_ENUNCIADO_.
Quais expressões aparecem entre aspas no trecho sobre Salvador? Liste todas.

O lugar do negro na cidade de Salvador
Salvador é a capital com maior número de descendentes negros fora do continente africano. Cidade poética que traz em sua cultura fortes heranças da sua essência negra, “Roma Negra” para uns, “Meca da Negritude” para tantos outros, ironicamente esta mesma cidade é também lugar de opressão ao povo negro e isso se torna legível quando analisada a sua distribuição no território soteropolitano.
É possível constatar que os bairros onde estão concentrados os maiores percentuais de população negra são também os mais afastados dos centros de Salvador, áreas com grandes carências de infraestrutura urbana e menores ofertas de oportunidade. Indo além da divisão desigual do espaço urbano e das iniciativas de melhoria desses espaços, a falta de políticas de inserção social efetivas, que garantam educação e qualificação profissional, retira do negro o direito de entrada e permanência nos mesmos campos de trabalhos e por consequência estão condicionados a faixa salariais distintas.
Estatística e Estudos Socioeconômicos (Dieese) revela que o salário médio dos negros é em média 36,1% menor do que os trabalhadores não negros; Entre os tantos outros fatores de desigualdade que já foram apresentados.
Ser negro só é bem quisto nas estratégias de marketing ou “branding urbano” da lógica contemporânea de consumo cultural. Uma “limpeza étnica” repressiva e maquiada, que acontece todos os dias, onde a cultura negra é negócio turístico, mercadoria, mais um objeto de “espetacularização da cidade”. Entretanto quando se fala dos direitos civis da mulher e do homem negro tudo se torna um caso a parte de legitimidade a integridade física e moral. Como nós, arquitetos, urbanistas e cidadãos devemos operar nessa conjuntura?

_LINHAS_.

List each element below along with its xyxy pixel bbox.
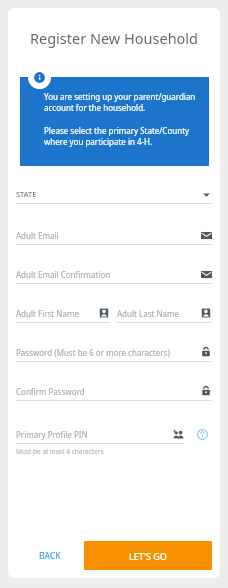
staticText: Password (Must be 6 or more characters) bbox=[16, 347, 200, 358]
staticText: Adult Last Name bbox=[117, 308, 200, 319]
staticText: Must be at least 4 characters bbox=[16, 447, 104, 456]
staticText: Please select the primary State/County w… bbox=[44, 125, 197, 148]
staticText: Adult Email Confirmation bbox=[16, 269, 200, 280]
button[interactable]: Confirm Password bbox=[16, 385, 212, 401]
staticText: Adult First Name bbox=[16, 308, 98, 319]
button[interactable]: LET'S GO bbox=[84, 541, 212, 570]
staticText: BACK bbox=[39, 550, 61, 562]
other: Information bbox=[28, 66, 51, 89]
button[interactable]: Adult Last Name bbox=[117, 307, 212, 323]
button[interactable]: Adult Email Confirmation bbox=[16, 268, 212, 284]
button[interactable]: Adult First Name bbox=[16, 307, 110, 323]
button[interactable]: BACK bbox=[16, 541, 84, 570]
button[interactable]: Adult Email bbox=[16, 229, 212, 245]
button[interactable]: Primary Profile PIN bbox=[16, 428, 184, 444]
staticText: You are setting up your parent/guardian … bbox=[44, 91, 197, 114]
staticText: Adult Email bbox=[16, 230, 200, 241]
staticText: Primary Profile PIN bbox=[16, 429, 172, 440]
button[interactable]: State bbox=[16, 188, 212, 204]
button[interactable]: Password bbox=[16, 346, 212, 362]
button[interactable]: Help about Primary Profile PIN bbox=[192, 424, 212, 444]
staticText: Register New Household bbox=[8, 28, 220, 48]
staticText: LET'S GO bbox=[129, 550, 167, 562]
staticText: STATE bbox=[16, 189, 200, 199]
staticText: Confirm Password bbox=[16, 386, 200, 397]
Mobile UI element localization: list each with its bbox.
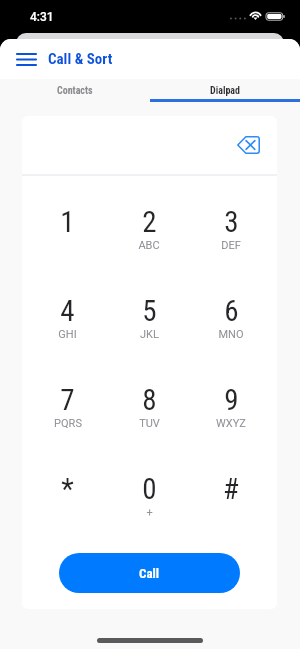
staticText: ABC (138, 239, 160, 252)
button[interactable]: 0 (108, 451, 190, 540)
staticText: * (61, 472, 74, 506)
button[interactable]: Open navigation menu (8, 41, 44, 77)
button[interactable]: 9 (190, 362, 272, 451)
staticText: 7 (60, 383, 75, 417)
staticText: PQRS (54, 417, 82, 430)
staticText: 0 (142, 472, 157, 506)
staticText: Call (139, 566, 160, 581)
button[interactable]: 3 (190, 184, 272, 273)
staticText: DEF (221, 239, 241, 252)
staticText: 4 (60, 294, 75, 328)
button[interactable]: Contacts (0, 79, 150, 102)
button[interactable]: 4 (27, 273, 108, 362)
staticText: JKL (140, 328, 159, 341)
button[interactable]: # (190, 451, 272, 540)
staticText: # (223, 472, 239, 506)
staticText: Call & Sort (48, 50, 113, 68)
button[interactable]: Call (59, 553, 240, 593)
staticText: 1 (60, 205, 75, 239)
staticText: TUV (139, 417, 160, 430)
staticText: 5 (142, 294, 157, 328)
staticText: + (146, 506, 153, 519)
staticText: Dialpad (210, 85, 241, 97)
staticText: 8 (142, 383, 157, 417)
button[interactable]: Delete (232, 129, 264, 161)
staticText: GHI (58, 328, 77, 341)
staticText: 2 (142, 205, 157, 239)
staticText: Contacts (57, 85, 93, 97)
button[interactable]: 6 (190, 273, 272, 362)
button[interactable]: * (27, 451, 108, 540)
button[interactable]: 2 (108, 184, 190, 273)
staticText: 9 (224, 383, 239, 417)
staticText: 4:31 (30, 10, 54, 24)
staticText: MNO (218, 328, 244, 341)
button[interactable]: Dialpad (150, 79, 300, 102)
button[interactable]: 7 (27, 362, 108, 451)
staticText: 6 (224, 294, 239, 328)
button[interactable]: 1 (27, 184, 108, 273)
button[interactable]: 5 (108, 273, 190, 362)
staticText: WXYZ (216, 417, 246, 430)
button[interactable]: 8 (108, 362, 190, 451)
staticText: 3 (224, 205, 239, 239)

_RESULTADO_.
- “Roma Negra”
- “Meca da Negritude”
- “branding urbano”
- “limpeza étnica”
- “espetacularização da cidade”